- _Text section_:
_ _ _ _ _

S has tasked me with writing about yesterday as what happened
after the trip up to his house, happened to me. I didn't bother going
back to work, I looked like a hot mess anyway. I am quite bruised to
boot. So I get home and finding my youngest fast asleep decided it would
be a good time to run to the home improvement store for concrete sealant for
some concrete I had done over the week. It is hot here.....hot for here
is what I meant...80....85 degrees.
So I am driving back from the store and had the strangest
feeling. It was weird....feeling like I never have before. Drained,
tired, dizzy....nauseated and just not myself. If I didn't know any
better I would have thought I was pregnant. I decided to push through it
as I had a lot to do. I sanded and sealed the concrete, then did the
dishes and cleaned up the kitchen. I had scheduled a guy to come and look
at the fence as we need it replaced.

_ _ _ _ _

- _Data excerpts_:
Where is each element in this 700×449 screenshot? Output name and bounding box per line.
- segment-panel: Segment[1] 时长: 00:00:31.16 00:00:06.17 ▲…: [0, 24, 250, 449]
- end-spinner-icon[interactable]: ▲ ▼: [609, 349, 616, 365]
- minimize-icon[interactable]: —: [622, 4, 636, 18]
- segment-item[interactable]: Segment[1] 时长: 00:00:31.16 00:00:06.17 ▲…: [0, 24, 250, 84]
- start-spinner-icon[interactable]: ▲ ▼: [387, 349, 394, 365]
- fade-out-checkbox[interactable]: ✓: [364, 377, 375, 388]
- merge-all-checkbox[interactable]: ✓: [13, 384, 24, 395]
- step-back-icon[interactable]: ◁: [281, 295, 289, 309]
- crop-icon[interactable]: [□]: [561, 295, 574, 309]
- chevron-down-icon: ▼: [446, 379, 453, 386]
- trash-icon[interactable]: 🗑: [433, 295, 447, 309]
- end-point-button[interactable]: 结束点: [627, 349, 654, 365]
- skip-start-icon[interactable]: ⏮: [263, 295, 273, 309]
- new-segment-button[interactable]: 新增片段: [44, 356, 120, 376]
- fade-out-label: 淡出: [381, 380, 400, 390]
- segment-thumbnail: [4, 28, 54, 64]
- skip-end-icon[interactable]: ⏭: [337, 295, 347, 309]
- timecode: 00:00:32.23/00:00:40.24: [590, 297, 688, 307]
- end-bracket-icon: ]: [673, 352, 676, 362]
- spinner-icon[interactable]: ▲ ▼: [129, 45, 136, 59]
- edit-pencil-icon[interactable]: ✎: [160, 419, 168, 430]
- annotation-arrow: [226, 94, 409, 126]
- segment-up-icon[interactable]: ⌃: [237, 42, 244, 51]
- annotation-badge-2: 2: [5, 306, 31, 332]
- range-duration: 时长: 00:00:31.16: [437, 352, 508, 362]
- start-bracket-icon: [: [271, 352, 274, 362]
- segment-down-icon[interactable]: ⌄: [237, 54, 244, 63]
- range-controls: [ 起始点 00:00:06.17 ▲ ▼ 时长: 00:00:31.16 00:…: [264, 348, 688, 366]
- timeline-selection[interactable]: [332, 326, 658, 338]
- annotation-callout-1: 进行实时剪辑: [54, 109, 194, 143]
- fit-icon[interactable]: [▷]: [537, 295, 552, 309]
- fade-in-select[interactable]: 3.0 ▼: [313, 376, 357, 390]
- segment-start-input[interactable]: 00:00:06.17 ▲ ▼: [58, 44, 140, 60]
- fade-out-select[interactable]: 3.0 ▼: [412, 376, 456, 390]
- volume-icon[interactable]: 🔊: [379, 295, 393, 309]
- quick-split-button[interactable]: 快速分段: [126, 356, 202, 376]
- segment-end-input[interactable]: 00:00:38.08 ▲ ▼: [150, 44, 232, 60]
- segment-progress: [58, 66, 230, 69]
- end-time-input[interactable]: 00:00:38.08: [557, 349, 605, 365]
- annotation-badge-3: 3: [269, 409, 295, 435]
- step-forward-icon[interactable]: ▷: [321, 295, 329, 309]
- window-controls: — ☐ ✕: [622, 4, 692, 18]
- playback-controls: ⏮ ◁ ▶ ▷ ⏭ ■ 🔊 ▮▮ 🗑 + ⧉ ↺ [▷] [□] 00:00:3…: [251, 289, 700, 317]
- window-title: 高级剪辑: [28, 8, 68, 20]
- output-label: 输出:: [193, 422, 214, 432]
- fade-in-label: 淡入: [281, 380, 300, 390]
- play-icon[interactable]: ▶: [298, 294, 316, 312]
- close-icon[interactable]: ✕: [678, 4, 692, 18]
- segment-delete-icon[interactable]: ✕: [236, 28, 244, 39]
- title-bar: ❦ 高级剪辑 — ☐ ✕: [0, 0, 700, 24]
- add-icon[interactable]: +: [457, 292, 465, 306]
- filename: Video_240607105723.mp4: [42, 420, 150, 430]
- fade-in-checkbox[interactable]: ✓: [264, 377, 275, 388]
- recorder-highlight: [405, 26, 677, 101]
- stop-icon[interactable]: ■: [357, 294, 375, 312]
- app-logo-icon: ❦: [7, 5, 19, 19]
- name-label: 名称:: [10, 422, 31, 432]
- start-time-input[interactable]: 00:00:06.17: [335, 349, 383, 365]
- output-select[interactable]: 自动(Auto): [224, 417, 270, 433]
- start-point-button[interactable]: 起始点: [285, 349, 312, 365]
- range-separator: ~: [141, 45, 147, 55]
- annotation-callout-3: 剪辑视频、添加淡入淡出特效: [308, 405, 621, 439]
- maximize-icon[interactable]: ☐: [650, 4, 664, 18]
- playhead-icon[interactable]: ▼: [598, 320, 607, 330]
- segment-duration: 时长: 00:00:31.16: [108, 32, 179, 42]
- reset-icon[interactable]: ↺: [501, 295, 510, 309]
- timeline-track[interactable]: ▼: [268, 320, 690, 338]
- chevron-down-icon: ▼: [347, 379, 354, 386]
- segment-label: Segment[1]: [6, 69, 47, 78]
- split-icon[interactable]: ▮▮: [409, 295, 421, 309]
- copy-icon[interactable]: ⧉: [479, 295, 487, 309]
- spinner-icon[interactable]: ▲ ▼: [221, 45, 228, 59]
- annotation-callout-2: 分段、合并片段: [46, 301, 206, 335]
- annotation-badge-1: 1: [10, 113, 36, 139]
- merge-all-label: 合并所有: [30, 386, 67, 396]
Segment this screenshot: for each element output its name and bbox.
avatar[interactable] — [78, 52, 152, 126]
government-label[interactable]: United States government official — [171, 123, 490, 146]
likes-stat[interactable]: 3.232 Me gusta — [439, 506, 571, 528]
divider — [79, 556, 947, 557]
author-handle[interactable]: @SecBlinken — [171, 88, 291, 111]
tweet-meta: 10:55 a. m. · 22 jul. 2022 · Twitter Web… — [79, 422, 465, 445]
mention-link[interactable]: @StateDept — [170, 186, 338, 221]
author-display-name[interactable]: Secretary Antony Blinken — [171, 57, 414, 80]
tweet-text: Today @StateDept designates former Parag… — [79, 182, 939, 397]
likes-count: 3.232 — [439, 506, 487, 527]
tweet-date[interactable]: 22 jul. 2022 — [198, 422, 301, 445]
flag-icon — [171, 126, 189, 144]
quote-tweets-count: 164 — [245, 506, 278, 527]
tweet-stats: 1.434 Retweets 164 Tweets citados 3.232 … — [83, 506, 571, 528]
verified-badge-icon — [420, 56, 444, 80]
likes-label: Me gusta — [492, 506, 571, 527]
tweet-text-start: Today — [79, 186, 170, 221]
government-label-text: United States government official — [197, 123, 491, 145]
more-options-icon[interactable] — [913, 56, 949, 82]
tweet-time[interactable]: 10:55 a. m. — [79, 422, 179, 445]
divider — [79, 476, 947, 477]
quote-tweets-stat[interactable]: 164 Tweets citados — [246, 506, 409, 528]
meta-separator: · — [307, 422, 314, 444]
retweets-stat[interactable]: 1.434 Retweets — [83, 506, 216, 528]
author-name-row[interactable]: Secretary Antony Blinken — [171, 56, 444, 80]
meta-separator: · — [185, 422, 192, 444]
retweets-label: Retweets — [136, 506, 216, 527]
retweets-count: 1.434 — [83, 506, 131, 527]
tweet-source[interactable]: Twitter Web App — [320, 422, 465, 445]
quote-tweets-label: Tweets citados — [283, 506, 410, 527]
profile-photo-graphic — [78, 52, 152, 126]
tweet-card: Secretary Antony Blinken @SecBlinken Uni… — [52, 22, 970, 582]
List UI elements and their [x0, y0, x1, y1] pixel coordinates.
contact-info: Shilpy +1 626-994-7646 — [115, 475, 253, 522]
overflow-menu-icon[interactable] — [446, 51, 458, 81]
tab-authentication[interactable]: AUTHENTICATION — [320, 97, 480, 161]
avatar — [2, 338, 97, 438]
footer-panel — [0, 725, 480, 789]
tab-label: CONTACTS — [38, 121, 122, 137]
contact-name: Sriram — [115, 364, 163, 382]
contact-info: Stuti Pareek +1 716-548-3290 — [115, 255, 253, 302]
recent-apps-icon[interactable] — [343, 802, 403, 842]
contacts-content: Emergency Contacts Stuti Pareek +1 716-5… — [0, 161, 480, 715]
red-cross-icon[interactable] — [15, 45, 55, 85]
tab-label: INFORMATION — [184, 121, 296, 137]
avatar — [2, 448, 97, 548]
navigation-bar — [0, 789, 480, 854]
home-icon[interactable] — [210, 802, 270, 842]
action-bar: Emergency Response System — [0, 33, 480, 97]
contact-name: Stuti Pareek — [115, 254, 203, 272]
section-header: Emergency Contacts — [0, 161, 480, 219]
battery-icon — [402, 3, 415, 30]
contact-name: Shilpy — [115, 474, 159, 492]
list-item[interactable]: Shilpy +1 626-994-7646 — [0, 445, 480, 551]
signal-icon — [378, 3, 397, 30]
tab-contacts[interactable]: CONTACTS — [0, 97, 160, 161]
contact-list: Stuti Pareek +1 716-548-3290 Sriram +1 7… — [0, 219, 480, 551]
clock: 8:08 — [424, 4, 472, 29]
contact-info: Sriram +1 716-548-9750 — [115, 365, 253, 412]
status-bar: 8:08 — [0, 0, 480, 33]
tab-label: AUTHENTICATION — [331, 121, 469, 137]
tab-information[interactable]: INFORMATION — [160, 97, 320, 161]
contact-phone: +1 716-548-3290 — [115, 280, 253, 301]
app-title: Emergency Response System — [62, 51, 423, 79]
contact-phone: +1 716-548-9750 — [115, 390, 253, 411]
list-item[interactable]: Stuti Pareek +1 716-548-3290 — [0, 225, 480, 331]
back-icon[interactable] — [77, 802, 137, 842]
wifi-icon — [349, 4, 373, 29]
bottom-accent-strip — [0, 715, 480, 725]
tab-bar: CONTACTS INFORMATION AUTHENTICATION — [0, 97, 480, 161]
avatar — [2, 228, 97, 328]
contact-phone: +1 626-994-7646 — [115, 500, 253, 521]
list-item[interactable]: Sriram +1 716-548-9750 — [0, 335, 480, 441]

_ _ _ _ _

Resume the personal account of the hot afternoon of errands and chores, starting right after its final sentence about the fence.

- _Result of this exercise_:
All this time I am feeling like I may throw up or pass
out. I am thinking perhaps I spent too much time in the sun....but felt
this way before I even went out in the sun. I had heard the
term...crashing after a session......subdrop and after deciding that I had done
enough.....went to bed and turned on the AC. I slept hard for over an
hour. When I woke up, I felt pretty much the same. I also felt like
crying. Like I could start crying and never stop (no reason, there is not
a damn thing I would cry over).
Thankfully I didn't allow myself to go down this road. S
sent me several text messages concerned and after reading several blogs and
googling subdrop, I told him I think I have self diagnosed myself. It was
exactly what I was feeling. Ugh, it was an awful feeling. Left me
feeling guilty that I didn't get dinner done (I ordered pizza's) or take my son
to the park. I ended up in bed unable to move....trying not to
crying. A basket case.
I also felt guilt over the time up at S's cabin that day....he
wont admit it but I dont think things went as well as he had hoped.....I didnt
play my part as well as he had hoped and even made the comment....well, you
cant rape the willing. Then my body crashing like it did was just
weird. I hope I never experience it again.
Today I am still not 100% but at least lost the sickly feeling
and am at work, planning on tackling that concrete tonight.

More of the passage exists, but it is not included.